== GIVEN DATA
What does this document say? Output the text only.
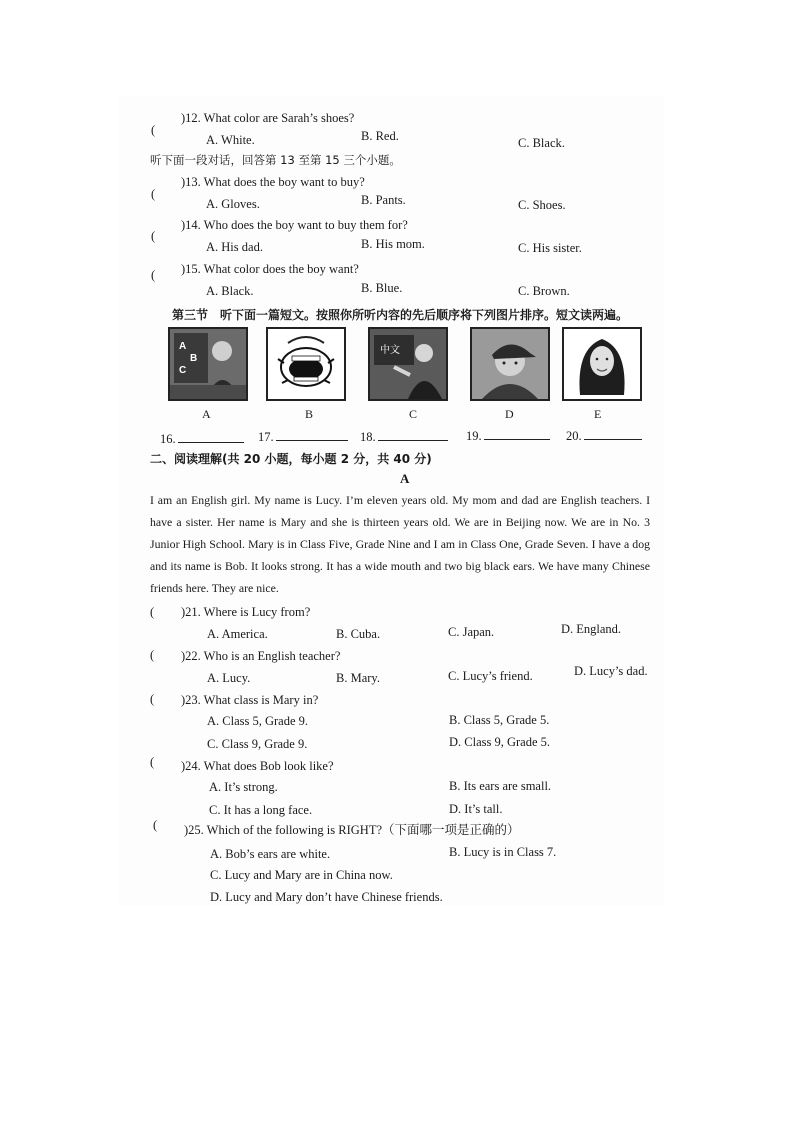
(
)12. What color are Sarah’s shoes?
A. White.	B. Red.	C. Black.
听下面一段对话，回答第 13 至第 15 三个小题。
(
)13. What does the boy want to buy?
A. Gloves.	B. Pants.	C. Shoes.
(
)14. Who does the boy want to buy them for?
A. His dad.	B. His mom.	C. His sister.
( )15. What color does the boy want?
A. Black.	B. Blue.	C. Brown.
第三节　听下面一篇短文。按照你所听内容的先后顺序将下列图片排序。短文读两遍。
A
B
C
A	B
中文
C	D	E
16.	17.	18.	19.	20.
二、阅读理解(共 20 小题，每小题 2 分，共 40 分)
A
I am an English girl. My name is Lucy. I’m eleven years old. My mom and dad are English teachers. I have a sister. Her name is Mary and she is thirteen years old. We are in Beijing now. We are in No. 3 Junior High School. Mary is in Class Five, Grade Nine and I am in Class One, Grade Seven. I have a dog and its name is Bob. It looks strong. It has a wide mouth and two big black ears. We have many Chinese friends here. They are nice.
( )21. Where is Lucy from?
A. America.	B. Cuba.	C. Japan.	D. England.
( )22. Who is an English teacher?
A. Lucy.	B. Mary.	C. Lucy’s friend.	D. Lucy’s dad.
( )23. What class is Mary in?
A. Class 5, Grade 9.	B. Class 5, Grade 5.
C. Class 9, Grade 9.	D. Class 9, Grade 5.
( )24. What does Bob look like?
A. It’s strong.	B. Its ears are small.
C. It has a long face.	D. It’s tall.
( )25. Which of the following is RIGHT?（下面哪一项是正确的）
A. Bob’s ears are white.	B. Lucy is in Class 7.
C. Lucy and Mary are in China now.
D. Lucy and Mary don’t have Chinese friends.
====
=== TASK DETAILS ===
Pictures in the records should not appear in your copy, but everything else must be transcribed exactly.

=== EXERCISE ANSWER ===
What does this document say? Output the text only.
(
)12. What color are Sarah’s shoes?
A. White.	B. Red.	C. Black.
听下面一段对话，回答第 13 至第 15 三个小题。
(
)13. What does the boy want to buy?
A. Gloves.	B. Pants.	C. Shoes.
(
)14. Who does the boy want to buy them for?
A. His dad.	B. His mom.	C. His sister.
( )15. What color does the boy want?
A. Black.	B. Blue.	C. Brown.
第三节　听下面一篇短文。按照你所听内容的先后顺序将下列图片排序。短文读两遍。
A
B
C
A	B
中文
C	D	E
16.	17.	18.	19.	20.
二、阅读理解(共 20 小题，每小题 2 分，共 40 分)
A
I am an English girl. My name is Lucy. I’m eleven years old. My mom and dad are English teachers. I have a sister. Her name is Mary and she is thirteen years old. We are in Beijing now. We are in No. 3 Junior High School. Mary is in Class Five, Grade Nine and I am in Class One, Grade Seven. I have a dog and its name is Bob. It looks strong. It has a wide mouth and two big black ears. We have many Chinese friends here. They are nice.
( )21. Where is Lucy from?
A. America.	B. Cuba.	C. Japan.	D. England.
( )22. Who is an English teacher?
A. Lucy.	B. Mary.	C. Lucy’s friend.	D. Lucy’s dad.
( )23. What class is Mary in?
A. Class 5, Grade 9.	B. Class 5, Grade 5.
C. Class 9, Grade 9.	D. Class 9, Grade 5.
( )24. What does Bob look like?
A. It’s strong.	B. Its ears are small.
C. It has a long face.	D. It’s tall.
( )25. Which of the following is RIGHT?（下面哪一项是正确的）
A. Bob’s ears are white.	B. Lucy is in Class 7.
C. Lucy and Mary are in China now.
D. Lucy and Mary don’t have Chinese friends.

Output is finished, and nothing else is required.